(SET TASK)
Please give the lines from the first line of the entries through the line containing "extension-binoculars-icon[interactable]: [2052, 11, 2104, 63]", both included, as a JSON list of strings with one string per line and blank lines left out.

Dataset items:
☆ ☆ ☆ ☆

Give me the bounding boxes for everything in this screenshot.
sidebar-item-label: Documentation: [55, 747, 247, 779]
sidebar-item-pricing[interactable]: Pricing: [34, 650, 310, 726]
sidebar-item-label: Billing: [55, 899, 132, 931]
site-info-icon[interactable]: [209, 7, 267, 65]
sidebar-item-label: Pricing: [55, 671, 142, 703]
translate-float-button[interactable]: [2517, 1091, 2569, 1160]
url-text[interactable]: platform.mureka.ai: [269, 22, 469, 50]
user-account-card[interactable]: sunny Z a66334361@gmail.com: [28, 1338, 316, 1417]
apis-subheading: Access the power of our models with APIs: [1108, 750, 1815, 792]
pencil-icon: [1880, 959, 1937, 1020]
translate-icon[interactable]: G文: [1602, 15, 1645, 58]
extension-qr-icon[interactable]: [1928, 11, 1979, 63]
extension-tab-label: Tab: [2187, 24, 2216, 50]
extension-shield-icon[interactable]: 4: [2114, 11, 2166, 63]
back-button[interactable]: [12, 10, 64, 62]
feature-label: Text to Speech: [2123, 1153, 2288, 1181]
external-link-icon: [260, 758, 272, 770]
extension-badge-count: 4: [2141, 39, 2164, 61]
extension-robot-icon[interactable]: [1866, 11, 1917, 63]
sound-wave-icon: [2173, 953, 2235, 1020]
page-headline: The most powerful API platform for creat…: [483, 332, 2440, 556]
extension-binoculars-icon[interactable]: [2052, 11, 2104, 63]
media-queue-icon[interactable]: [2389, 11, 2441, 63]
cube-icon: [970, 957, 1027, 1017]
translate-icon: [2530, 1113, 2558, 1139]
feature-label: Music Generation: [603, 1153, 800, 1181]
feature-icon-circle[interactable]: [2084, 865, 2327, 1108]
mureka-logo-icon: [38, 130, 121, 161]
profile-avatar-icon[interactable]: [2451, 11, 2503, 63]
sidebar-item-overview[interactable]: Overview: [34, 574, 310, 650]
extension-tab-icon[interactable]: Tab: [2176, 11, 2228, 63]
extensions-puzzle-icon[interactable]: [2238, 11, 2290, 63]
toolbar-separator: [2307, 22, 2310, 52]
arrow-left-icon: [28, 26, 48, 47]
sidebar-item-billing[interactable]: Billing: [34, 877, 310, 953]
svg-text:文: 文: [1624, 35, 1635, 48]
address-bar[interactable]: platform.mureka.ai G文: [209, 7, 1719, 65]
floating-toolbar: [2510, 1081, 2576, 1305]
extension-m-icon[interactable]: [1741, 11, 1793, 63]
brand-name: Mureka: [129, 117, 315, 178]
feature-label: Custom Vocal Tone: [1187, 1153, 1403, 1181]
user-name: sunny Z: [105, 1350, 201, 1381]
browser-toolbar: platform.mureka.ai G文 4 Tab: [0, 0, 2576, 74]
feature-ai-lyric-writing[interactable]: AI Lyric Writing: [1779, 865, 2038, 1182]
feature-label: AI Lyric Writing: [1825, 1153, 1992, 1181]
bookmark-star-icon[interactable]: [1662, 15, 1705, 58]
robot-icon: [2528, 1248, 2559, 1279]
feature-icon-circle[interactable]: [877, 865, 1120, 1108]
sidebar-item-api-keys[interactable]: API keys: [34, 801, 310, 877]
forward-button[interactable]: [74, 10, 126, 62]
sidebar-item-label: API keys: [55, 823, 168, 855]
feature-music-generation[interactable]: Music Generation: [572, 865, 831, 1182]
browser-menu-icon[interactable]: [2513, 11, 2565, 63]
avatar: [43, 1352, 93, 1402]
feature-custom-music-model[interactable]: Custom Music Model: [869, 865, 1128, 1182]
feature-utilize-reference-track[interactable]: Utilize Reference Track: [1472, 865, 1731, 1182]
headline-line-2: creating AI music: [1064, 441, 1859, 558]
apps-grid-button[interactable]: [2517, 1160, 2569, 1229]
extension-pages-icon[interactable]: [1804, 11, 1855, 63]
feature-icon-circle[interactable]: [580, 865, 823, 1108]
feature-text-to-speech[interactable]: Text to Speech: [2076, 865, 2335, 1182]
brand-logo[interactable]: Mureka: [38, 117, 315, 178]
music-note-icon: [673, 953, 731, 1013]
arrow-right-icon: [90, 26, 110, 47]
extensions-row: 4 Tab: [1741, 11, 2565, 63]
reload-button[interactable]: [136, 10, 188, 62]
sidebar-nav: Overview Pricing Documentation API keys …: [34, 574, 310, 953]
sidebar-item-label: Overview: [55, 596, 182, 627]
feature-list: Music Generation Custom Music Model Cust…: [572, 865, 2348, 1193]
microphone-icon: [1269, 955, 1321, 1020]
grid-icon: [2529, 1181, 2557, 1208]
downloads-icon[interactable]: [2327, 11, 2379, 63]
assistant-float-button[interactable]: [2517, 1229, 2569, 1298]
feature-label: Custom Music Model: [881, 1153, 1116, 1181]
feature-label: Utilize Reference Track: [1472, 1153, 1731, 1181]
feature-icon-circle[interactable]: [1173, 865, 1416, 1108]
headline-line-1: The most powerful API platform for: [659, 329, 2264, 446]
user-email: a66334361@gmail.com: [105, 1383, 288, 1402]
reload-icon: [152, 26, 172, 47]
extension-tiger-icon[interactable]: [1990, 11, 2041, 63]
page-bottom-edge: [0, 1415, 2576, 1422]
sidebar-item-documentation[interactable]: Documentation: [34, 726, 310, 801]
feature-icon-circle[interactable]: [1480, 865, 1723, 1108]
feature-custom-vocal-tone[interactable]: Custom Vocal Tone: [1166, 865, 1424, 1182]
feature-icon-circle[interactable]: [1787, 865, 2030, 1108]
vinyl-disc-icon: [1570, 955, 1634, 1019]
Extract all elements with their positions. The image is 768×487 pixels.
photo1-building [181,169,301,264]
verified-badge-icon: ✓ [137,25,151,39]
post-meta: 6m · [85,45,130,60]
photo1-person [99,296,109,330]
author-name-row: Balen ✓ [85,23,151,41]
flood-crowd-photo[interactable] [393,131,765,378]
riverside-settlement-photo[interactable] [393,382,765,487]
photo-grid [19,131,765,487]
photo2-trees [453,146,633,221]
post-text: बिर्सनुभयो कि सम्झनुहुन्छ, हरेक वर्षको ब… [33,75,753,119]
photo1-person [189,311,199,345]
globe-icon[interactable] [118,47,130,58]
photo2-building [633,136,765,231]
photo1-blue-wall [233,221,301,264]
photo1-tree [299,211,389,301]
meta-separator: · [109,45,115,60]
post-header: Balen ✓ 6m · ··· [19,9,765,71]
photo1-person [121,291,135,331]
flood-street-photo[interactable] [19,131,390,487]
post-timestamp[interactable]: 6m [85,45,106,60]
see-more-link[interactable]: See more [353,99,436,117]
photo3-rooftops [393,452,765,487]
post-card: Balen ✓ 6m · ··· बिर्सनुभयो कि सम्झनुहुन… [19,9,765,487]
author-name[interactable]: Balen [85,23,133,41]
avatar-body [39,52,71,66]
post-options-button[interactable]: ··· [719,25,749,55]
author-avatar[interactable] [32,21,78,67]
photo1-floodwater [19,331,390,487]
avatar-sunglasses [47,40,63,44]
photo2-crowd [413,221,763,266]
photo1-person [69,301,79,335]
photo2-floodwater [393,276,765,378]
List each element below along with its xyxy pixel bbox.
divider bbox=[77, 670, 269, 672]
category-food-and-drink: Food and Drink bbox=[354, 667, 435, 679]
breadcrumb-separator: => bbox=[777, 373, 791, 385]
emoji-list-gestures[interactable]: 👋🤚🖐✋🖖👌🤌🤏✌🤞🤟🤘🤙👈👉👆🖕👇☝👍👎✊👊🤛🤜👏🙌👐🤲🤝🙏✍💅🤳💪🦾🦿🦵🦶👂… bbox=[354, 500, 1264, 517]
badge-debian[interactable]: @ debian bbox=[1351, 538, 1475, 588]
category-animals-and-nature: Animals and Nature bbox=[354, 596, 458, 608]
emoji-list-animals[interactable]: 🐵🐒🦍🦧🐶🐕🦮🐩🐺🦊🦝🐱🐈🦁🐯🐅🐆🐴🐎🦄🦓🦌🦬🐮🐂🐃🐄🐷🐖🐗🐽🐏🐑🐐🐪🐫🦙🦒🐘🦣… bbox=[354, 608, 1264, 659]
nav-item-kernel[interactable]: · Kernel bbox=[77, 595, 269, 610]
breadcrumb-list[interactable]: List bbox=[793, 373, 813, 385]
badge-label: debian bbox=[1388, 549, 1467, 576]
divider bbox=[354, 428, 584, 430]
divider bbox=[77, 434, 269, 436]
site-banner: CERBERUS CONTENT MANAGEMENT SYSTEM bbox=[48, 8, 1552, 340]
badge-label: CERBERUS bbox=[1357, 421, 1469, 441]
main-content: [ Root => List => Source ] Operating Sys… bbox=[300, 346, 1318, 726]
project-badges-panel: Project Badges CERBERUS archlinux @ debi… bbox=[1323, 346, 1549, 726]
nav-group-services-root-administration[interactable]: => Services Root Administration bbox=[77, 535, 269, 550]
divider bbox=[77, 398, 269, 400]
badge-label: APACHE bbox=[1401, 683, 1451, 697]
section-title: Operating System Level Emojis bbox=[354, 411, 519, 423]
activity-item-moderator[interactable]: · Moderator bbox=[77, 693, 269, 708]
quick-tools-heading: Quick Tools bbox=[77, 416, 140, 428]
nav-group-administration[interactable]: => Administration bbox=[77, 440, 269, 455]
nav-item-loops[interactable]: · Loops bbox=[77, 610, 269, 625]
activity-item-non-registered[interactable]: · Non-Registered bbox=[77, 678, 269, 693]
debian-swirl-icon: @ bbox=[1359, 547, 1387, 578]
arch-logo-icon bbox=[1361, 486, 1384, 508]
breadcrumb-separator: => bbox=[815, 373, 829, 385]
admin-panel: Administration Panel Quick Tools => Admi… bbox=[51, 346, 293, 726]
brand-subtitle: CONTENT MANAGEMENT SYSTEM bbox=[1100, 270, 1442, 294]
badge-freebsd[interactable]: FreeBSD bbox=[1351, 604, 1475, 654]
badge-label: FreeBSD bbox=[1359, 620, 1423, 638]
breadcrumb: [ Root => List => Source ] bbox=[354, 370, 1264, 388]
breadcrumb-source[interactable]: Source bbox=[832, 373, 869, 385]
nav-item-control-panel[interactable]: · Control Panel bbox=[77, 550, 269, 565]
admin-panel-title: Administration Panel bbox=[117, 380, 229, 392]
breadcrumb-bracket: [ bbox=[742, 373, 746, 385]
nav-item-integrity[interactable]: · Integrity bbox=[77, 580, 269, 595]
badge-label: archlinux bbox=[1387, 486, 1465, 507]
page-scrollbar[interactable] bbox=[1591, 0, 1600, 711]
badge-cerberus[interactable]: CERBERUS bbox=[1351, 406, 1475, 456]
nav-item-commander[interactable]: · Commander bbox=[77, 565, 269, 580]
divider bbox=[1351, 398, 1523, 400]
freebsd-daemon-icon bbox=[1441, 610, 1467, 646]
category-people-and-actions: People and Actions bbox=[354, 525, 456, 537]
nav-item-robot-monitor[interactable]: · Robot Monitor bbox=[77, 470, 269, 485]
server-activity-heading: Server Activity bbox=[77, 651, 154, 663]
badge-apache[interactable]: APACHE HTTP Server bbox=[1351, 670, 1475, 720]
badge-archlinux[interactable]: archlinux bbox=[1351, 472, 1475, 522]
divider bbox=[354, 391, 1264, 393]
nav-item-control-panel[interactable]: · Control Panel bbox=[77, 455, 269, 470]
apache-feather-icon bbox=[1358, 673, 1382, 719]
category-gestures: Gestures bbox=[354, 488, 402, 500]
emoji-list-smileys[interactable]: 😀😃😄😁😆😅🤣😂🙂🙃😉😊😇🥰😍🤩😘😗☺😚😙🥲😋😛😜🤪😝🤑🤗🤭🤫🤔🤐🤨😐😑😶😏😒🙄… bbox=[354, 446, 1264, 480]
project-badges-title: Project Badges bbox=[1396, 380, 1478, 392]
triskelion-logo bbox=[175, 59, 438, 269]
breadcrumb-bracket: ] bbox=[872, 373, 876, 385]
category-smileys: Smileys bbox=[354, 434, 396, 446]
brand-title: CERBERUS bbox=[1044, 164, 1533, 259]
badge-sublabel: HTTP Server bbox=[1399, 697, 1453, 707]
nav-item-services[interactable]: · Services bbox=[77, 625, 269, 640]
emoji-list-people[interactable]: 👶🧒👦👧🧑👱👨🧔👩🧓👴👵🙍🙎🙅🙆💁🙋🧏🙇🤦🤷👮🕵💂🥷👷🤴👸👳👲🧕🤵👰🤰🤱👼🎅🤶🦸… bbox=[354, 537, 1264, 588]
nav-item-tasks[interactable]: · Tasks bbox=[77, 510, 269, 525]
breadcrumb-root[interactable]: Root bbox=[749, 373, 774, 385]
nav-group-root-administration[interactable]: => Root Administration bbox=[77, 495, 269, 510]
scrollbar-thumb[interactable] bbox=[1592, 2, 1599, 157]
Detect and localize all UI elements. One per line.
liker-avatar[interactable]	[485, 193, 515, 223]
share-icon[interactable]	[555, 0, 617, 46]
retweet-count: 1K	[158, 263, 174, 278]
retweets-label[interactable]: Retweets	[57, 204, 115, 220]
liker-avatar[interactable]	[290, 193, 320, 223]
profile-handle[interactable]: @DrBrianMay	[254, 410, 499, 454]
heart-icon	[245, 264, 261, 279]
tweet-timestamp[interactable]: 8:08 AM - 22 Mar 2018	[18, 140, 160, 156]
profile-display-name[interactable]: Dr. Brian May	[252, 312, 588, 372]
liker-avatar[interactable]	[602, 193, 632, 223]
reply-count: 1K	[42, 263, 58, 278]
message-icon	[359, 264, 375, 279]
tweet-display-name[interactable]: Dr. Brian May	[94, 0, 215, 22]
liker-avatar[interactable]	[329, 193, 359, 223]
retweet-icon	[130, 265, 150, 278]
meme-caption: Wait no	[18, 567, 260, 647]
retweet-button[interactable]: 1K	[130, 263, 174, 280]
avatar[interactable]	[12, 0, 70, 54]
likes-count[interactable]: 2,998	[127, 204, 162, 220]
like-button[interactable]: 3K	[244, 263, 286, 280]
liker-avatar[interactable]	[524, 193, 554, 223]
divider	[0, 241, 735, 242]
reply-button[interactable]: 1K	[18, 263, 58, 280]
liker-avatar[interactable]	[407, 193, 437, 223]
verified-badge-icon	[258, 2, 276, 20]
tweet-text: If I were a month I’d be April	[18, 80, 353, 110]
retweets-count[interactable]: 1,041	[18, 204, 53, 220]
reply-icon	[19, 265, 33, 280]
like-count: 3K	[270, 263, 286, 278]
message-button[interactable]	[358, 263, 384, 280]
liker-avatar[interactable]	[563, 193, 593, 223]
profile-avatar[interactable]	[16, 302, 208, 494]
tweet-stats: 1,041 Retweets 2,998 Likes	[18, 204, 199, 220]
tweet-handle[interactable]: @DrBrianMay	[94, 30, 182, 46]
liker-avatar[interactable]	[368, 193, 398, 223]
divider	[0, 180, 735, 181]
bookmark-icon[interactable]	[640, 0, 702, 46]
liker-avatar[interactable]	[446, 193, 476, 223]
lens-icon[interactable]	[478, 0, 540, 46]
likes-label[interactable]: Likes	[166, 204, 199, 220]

☆ ☆ ☆ ☆

(PROBLEM SOLUTION)
[
  "Give me the bounding boxes for everything in this screenshot.",
  "sidebar-item-label: Documentation: [55, 747, 247, 779]",
  "sidebar-item-pricing[interactable]: Pricing: [34, 650, 310, 726]",
  "sidebar-item-label: Billing: [55, 899, 132, 931]",
  "site-info-icon[interactable]: [209, 7, 267, 65]",
  "sidebar-item-label: Pricing: [55, 671, 142, 703]",
  "translate-float-button[interactable]: [2517, 1091, 2569, 1160]",
  "url-text[interactable]: platform.mureka.ai: [269, 22, 469, 50]",
  "user-account-card[interactable]: sunny Z a66334361@gmail.com: [28, 1338, 316, 1417]",
  "apis-subheading: Access the power of our models with APIs: [1108, 750, 1815, 792]",
  "pencil-icon: [1880, 959, 1937, 1020]",
  "translate-icon[interactable]: G文: [1602, 15, 1645, 58]",
  "extension-qr-icon[interactable]: [1928, 11, 1979, 63]",
  "extension-tab-label: Tab: [2187, 24, 2216, 50]",
  "extension-shield-icon[interactable]: 4: [2114, 11, 2166, 63]",
  "back-button[interactable]: [12, 10, 64, 62]",
  "feature-label: Text to Speech: [2123, 1153, 2288, 1181]",
  "external-link-icon: [260, 758, 272, 770]",
  "extension-badge-count: 4: [2141, 39, 2164, 61]",
  "extension-robot-icon[interactable]: [1866, 11, 1917, 63]",
  "sound-wave-icon: [2173, 953, 2235, 1020]",
  "page-headline: The most powerful API platform for creat…: [483, 332, 2440, 556]",
  "extension-binoculars-icon[interactable]: [2052, 11, 2104, 63]"
]